Instruction:
Reproduce the data in its entirety, exactly as supplied.

Given records:
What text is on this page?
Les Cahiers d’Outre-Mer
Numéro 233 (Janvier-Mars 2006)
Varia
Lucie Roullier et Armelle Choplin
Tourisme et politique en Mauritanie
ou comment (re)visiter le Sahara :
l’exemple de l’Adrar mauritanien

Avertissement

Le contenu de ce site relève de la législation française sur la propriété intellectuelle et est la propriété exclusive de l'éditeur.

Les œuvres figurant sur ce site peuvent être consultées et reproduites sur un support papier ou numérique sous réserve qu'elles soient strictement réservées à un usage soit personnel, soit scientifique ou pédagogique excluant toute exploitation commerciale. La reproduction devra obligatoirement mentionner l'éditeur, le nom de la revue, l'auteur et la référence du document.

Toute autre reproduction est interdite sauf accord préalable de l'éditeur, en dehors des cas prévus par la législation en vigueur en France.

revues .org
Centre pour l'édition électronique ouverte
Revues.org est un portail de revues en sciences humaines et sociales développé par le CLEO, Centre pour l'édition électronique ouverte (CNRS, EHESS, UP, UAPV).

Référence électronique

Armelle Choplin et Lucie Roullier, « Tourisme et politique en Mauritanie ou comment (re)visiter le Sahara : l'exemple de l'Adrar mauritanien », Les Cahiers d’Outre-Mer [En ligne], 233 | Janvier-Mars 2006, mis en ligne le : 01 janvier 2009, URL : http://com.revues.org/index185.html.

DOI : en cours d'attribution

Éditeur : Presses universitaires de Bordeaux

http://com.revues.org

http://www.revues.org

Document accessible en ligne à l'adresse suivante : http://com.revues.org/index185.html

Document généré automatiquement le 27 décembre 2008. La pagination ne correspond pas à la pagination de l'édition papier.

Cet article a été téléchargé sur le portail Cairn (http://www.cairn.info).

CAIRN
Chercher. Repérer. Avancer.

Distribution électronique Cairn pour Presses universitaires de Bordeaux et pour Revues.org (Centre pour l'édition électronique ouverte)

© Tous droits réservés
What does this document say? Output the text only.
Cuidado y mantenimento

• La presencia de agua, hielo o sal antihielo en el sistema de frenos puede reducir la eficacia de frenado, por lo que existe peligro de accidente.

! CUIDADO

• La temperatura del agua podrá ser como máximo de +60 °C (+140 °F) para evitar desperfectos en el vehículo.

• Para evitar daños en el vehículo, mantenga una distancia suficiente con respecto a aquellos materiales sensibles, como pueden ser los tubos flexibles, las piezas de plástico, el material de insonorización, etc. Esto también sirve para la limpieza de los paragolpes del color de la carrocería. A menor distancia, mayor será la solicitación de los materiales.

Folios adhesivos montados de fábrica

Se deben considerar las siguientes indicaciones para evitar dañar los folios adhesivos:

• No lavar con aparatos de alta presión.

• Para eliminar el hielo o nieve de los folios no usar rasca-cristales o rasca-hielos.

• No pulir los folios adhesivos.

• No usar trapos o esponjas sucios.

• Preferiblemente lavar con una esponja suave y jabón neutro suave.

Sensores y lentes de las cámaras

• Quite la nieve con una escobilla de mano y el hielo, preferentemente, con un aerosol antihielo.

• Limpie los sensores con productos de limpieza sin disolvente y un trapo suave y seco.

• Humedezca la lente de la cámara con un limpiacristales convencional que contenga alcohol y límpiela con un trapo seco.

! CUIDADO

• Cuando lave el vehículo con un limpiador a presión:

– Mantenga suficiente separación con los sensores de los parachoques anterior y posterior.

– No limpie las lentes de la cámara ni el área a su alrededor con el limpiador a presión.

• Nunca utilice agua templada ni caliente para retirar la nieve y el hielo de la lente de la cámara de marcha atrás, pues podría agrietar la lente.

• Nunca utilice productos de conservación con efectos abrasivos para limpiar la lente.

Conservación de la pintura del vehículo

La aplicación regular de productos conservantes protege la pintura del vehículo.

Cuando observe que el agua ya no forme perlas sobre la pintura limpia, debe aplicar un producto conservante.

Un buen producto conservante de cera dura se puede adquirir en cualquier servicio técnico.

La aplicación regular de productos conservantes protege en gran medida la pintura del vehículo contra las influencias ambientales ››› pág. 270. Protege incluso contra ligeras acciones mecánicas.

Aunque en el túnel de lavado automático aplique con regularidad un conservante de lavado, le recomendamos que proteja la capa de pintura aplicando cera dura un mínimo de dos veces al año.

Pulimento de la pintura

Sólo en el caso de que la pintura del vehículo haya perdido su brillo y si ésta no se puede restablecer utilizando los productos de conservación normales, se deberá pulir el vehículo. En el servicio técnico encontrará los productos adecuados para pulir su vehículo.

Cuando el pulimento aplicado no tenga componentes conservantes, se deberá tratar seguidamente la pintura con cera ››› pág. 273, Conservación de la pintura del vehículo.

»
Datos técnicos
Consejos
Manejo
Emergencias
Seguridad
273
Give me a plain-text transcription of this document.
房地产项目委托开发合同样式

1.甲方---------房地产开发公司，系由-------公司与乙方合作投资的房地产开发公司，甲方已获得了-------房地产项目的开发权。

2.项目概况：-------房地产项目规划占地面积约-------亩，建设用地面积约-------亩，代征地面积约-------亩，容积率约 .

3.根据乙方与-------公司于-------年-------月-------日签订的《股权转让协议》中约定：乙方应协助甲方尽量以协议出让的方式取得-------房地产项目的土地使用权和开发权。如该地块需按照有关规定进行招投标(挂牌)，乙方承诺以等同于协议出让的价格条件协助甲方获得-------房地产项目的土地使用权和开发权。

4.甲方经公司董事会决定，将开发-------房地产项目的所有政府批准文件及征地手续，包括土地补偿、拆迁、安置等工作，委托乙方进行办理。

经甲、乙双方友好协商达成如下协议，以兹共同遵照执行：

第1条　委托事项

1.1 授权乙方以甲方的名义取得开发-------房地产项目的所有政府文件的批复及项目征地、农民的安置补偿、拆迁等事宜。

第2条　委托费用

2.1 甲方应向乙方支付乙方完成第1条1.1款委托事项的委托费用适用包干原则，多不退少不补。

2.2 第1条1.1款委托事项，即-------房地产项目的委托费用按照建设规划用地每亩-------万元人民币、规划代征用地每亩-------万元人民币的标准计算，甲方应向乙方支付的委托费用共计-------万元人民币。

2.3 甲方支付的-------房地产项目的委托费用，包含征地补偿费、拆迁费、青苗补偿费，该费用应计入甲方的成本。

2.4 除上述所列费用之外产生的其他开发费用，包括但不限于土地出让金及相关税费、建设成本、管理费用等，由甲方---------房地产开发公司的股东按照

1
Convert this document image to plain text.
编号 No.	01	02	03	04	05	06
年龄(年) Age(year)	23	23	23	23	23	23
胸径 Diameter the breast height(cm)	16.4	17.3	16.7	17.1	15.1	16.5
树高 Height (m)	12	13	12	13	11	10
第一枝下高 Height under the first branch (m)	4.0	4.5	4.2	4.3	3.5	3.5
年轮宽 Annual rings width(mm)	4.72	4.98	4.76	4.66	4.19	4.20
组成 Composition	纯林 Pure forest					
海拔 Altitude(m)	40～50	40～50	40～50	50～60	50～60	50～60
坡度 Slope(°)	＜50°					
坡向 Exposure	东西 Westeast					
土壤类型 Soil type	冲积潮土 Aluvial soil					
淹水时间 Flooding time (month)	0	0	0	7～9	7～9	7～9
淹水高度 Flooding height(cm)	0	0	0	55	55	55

Answer for the task:
What text is on this page?
Les Cahiers d’Outre-Mer
Numéro 233 (Janvier-Mars 2006)
Varia
Lucie Roullier et Armelle Choplin
Tourisme et politique en Mauritanie
ou comment (re)visiter le Sahara :
l’exemple de l’Adrar mauritanien

Avertissement

Le contenu de ce site relève de la législation française sur la propriété intellectuelle et est la propriété exclusive de l'éditeur.

Les œuvres figurant sur ce site peuvent être consultées et reproduites sur un support papier ou numérique sous réserve qu'elles soient strictement réservées à un usage soit personnel, soit scientifique ou pédagogique excluant toute exploitation commerciale. La reproduction devra obligatoirement mentionner l'éditeur, le nom de la revue, l'auteur et la référence du document.

Toute autre reproduction est interdite sauf accord préalable de l'éditeur, en dehors des cas prévus par la législation en vigueur en France.

revues .org
Centre pour l'édition électronique ouverte
Revues.org est un portail de revues en sciences humaines et sociales développé par le CLEO, Centre pour l'édition électronique ouverte (CNRS, EHESS, UP, UAPV).

Référence électronique

Armelle Choplin et Lucie Roullier, « Tourisme et politique en Mauritanie ou comment (re)visiter le Sahara : l'exemple de l'Adrar mauritanien », Les Cahiers d’Outre-Mer [En ligne], 233 | Janvier-Mars 2006, mis en ligne le : 01 janvier 2009, URL : http://com.revues.org/index185.html.

DOI : en cours d'attribution

Éditeur : Presses universitaires de Bordeaux

http://com.revues.org

http://www.revues.org

Document accessible en ligne à l'adresse suivante : http://com.revues.org/index185.html

Document généré automatiquement le 27 décembre 2008. La pagination ne correspond pas à la pagination de l'édition papier.

Cet article a été téléchargé sur le portail Cairn (http://www.cairn.info).

CAIRN
Chercher. Repérer. Avancer.

Distribution électronique Cairn pour Presses universitaires de Bordeaux et pour Revues.org (Centre pour l'édition électronique ouverte)

© Tous droits réservés
What does this document say? Output the text only.
Cuidado y mantenimento

• La presencia de agua, hielo o sal antihielo en el sistema de frenos puede reducir la eficacia de frenado, por lo que existe peligro de accidente.

! CUIDADO

• La temperatura del agua podrá ser como máximo de +60 °C (+140 °F) para evitar desperfectos en el vehículo.

• Para evitar daños en el vehículo, mantenga una distancia suficiente con respecto a aquellos materiales sensibles, como pueden ser los tubos flexibles, las piezas de plástico, el material de insonorización, etc. Esto también sirve para la limpieza de los paragolpes del color de la carrocería. A menor distancia, mayor será la solicitación de los materiales.

Folios adhesivos montados de fábrica

Se deben considerar las siguientes indicaciones para evitar dañar los folios adhesivos:

• No lavar con aparatos de alta presión.

• Para eliminar el hielo o nieve de los folios no usar rasca-cristales o rasca-hielos.

• No pulir los folios adhesivos.

• No usar trapos o esponjas sucios.

• Preferiblemente lavar con una esponja suave y jabón neutro suave.

Sensores y lentes de las cámaras

• Quite la nieve con una escobilla de mano y el hielo, preferentemente, con un aerosol antihielo.

• Limpie los sensores con productos de limpieza sin disolvente y un trapo suave y seco.

• Humedezca la lente de la cámara con un limpiacristales convencional que contenga alcohol y límpiela con un trapo seco.

! CUIDADO

• Cuando lave el vehículo con un limpiador a presión:

– Mantenga suficiente separación con los sensores de los parachoques anterior y posterior.

– No limpie las lentes de la cámara ni el área a su alrededor con el limpiador a presión.

• Nunca utilice agua templada ni caliente para retirar la nieve y el hielo de la lente de la cámara de marcha atrás, pues podría agrietar la lente.

• Nunca utilice productos de conservación con efectos abrasivos para limpiar la lente.

Conservación de la pintura del vehículo

La aplicación regular de productos conservantes protege la pintura del vehículo.

Cuando observe que el agua ya no forme perlas sobre la pintura limpia, debe aplicar un producto conservante.

Un buen producto conservante de cera dura se puede adquirir en cualquier servicio técnico.

La aplicación regular de productos conservantes protege en gran medida la pintura del vehículo contra las influencias ambientales ››› pág. 270. Protege incluso contra ligeras acciones mecánicas.

Aunque en el túnel de lavado automático aplique con regularidad un conservante de lavado, le recomendamos que proteja la capa de pintura aplicando cera dura un mínimo de dos veces al año.

Pulimento de la pintura

Sólo en el caso de que la pintura del vehículo haya perdido su brillo y si ésta no se puede restablecer utilizando los productos de conservación normales, se deberá pulir el vehículo. En el servicio técnico encontrará los productos adecuados para pulir su vehículo.

Cuando el pulimento aplicado no tenga componentes conservantes, se deberá tratar seguidamente la pintura con cera ››› pág. 273, Conservación de la pintura del vehículo.

»
Datos técnicos
Consejos
Manejo
Emergencias
Seguridad
273
Give me a plain-text transcription of this document.
房地产项目委托开发合同样式

1.甲方---------房地产开发公司，系由-------公司与乙方合作投资的房地产开发公司，甲方已获得了-------房地产项目的开发权。

2.项目概况：-------房地产项目规划占地面积约-------亩，建设用地面积约-------亩，代征地面积约-------亩，容积率约 .

3.根据乙方与-------公司于-------年-------月-------日签订的《股权转让协议》中约定：乙方应协助甲方尽量以协议出让的方式取得-------房地产项目的土地使用权和开发权。如该地块需按照有关规定进行招投标(挂牌)，乙方承诺以等同于协议出让的价格条件协助甲方获得-------房地产项目的土地使用权和开发权。

4.甲方经公司董事会决定，将开发-------房地产项目的所有政府批准文件及征地手续，包括土地补偿、拆迁、安置等工作，委托乙方进行办理。

经甲、乙双方友好协商达成如下协议，以兹共同遵照执行：

第1条　委托事项

1.1 授权乙方以甲方的名义取得开发-------房地产项目的所有政府文件的批复及项目征地、农民的安置补偿、拆迁等事宜。

第2条　委托费用

2.1 甲方应向乙方支付乙方完成第1条1.1款委托事项的委托费用适用包干原则，多不退少不补。

2.2 第1条1.1款委托事项，即-------房地产项目的委托费用按照建设规划用地每亩-------万元人民币、规划代征用地每亩-------万元人民币的标准计算，甲方应向乙方支付的委托费用共计-------万元人民币。

2.3 甲方支付的-------房地产项目的委托费用，包含征地补偿费、拆迁费、青苗补偿费，该费用应计入甲方的成本。

2.4 除上述所列费用之外产生的其他开发费用，包括但不限于土地出让金及相关税费、建设成本、管理费用等，由甲方---------房地产开发公司的股东按照

1
Convert this document image to plain text.
编号 No.	01	02	03	04	05	06
年龄(年) Age(year)	23	23	23	23	23	23
胸径 Diameter the breast height(cm)	16.4	17.3	16.7	17.1	15.1	16.5
树高 Height (m)	12	13	12	13	11	10
第一枝下高 Height under the first branch (m)	4.0	4.5	4.2	4.3	3.5	3.5
年轮宽 Annual rings width(mm)	4.72	4.98	4.76	4.66	4.19	4.20
组成 Composition	纯林 Pure forest					
海拔 Altitude(m)	40～50	40～50	40～50	50～60	50～60	50～60
坡度 Slope(°)	＜50°					
坡向 Exposure	东西 Westeast					
土壤类型 Soil type	冲积潮土 Aluvial soil					
淹水时间 Flooding time (month)	0	0	0	7～9	7～9	7～9
淹水高度 Flooding height(cm)	0	0	0	55	55	55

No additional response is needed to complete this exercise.